WHAT IS NEEDED
Reproduce each line from the records that holds "JSON".

TASK INPUTS
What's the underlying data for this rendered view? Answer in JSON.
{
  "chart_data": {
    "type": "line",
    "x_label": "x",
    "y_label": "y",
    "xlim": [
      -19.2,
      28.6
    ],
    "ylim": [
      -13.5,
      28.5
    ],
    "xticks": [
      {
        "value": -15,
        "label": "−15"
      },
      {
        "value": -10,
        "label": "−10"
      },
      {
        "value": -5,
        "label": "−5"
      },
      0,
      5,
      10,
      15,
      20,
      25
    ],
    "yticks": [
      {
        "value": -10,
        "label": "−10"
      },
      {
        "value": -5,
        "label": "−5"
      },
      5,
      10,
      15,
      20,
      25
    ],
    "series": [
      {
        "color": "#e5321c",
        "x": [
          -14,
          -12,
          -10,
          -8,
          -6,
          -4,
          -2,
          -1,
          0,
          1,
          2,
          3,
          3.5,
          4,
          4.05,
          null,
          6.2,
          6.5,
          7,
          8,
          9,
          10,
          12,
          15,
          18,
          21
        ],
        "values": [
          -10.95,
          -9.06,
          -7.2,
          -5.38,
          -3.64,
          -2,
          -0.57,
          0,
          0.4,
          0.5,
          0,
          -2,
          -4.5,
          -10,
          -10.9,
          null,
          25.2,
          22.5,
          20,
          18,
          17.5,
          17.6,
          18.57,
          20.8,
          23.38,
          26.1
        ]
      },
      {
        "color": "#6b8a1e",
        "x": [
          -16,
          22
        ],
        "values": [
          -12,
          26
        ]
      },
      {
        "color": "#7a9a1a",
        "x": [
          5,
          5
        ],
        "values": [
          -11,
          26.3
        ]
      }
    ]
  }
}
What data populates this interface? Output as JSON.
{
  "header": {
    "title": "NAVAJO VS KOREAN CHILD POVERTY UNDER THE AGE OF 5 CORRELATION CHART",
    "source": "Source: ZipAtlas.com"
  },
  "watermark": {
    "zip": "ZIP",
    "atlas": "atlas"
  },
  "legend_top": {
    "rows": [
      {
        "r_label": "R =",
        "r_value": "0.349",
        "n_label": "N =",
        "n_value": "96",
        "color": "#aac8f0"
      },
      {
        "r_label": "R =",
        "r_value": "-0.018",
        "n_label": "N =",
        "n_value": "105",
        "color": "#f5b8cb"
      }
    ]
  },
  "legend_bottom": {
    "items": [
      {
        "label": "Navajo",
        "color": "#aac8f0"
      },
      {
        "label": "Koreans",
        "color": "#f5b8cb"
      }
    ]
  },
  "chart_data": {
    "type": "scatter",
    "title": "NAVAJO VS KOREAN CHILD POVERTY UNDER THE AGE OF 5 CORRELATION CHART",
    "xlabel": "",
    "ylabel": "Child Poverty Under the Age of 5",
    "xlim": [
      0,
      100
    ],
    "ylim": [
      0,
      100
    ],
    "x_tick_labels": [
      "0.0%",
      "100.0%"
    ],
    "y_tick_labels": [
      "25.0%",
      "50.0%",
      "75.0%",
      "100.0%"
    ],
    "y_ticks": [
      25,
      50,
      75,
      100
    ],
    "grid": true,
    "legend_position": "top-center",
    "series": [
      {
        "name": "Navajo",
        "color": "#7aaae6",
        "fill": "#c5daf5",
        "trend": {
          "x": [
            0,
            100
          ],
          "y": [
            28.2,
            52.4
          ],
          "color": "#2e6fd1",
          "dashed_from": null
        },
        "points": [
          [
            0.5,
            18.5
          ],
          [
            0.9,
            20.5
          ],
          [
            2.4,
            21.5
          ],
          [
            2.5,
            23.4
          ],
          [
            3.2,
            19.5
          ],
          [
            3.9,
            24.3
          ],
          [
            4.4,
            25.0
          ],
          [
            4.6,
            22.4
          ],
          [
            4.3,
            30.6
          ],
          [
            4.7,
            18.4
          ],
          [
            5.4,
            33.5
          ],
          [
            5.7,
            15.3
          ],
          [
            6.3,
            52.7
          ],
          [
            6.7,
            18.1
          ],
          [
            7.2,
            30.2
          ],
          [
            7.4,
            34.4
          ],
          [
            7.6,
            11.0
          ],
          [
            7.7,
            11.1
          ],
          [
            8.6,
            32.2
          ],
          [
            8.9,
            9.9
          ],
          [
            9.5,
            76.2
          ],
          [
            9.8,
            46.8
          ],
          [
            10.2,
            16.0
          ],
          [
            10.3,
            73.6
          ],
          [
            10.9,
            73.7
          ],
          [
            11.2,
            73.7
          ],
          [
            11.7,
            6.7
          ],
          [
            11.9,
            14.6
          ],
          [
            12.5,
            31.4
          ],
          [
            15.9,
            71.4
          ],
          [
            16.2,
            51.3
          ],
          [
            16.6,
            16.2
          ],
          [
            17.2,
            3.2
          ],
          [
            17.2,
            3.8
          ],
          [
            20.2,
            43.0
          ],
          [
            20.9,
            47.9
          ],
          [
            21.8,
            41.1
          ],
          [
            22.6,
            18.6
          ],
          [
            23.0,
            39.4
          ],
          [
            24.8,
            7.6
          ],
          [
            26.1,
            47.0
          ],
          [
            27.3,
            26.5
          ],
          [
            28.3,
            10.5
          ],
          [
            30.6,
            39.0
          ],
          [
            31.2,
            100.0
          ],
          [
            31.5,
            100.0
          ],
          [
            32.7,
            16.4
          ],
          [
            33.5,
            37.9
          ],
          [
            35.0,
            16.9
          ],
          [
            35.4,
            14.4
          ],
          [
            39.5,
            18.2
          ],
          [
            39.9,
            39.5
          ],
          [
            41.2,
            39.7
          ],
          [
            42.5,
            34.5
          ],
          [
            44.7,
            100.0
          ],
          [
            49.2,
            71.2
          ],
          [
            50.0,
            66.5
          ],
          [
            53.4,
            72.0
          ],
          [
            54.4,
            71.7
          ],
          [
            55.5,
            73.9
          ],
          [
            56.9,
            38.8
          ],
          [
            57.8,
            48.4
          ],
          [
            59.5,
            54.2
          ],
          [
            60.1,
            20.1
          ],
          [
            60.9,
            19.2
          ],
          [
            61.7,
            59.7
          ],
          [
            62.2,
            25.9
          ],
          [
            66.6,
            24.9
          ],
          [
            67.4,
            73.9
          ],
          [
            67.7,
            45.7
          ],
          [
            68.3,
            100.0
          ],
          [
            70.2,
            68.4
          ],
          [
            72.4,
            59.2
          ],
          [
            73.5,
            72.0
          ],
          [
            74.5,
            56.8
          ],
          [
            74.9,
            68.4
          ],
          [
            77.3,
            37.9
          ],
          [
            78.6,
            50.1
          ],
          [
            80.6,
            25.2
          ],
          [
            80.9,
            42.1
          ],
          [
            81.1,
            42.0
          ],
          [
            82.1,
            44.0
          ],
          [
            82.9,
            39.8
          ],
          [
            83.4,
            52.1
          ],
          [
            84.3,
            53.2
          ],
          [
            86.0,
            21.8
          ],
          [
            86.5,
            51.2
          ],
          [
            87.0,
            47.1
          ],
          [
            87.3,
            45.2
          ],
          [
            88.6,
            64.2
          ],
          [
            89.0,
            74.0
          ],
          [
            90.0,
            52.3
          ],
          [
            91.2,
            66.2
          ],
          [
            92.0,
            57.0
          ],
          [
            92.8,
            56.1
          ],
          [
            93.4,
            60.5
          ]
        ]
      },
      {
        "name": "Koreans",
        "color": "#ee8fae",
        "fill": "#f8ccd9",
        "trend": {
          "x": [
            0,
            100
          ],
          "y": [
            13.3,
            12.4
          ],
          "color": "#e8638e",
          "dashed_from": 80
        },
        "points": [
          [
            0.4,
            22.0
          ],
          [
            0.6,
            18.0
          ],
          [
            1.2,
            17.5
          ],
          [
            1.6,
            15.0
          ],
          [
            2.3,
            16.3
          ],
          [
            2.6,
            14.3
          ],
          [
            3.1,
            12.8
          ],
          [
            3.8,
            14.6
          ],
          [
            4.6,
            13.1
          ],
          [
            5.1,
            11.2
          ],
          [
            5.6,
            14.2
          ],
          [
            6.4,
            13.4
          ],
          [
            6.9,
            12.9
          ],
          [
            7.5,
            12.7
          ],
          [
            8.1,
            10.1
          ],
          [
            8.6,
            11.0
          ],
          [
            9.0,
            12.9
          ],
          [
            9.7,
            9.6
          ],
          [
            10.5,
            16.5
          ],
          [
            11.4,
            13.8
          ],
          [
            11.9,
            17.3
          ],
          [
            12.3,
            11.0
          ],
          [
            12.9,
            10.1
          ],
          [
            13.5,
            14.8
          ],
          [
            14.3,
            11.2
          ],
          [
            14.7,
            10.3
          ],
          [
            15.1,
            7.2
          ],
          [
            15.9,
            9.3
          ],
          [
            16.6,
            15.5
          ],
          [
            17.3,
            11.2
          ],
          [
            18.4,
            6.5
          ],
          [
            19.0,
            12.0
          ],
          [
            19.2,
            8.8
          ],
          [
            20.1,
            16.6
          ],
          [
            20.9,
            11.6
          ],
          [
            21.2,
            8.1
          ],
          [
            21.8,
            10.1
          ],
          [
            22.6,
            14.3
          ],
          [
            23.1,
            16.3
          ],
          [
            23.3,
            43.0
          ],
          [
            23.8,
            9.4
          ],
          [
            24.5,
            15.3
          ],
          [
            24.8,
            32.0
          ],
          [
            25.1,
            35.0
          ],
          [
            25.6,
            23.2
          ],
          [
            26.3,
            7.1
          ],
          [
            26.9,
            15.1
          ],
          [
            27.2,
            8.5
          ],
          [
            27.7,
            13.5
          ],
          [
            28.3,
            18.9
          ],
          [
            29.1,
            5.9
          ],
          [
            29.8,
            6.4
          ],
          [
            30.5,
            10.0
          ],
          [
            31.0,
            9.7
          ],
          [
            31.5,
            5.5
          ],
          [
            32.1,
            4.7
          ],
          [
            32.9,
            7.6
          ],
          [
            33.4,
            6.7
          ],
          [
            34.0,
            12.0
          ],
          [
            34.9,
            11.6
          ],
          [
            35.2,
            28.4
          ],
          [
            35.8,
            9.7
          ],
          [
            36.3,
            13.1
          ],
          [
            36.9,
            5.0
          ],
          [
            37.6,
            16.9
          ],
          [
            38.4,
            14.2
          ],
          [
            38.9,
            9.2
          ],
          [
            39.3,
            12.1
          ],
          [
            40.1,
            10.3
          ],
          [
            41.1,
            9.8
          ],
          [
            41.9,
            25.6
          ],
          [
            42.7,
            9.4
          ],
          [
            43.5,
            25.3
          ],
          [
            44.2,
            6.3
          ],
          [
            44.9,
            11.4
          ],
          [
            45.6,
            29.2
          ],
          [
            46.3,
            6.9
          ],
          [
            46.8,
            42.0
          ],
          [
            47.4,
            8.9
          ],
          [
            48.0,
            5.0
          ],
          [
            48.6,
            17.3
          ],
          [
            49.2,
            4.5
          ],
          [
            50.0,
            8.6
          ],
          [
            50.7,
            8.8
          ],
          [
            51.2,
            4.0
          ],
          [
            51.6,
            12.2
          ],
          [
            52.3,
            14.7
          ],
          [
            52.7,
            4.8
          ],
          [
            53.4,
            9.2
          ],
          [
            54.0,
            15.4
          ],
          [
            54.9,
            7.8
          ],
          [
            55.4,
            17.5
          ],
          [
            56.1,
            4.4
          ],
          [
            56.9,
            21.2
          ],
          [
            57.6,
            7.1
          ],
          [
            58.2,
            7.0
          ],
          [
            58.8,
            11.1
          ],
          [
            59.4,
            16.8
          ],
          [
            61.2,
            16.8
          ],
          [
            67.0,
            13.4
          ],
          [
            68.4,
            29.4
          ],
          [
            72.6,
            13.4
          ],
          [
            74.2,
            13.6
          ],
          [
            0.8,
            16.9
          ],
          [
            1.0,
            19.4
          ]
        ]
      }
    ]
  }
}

EXERCISE RESPONSE
What's the underlying data for this rendered view? Answer in JSON.
What data populates this interface? Output as JSON.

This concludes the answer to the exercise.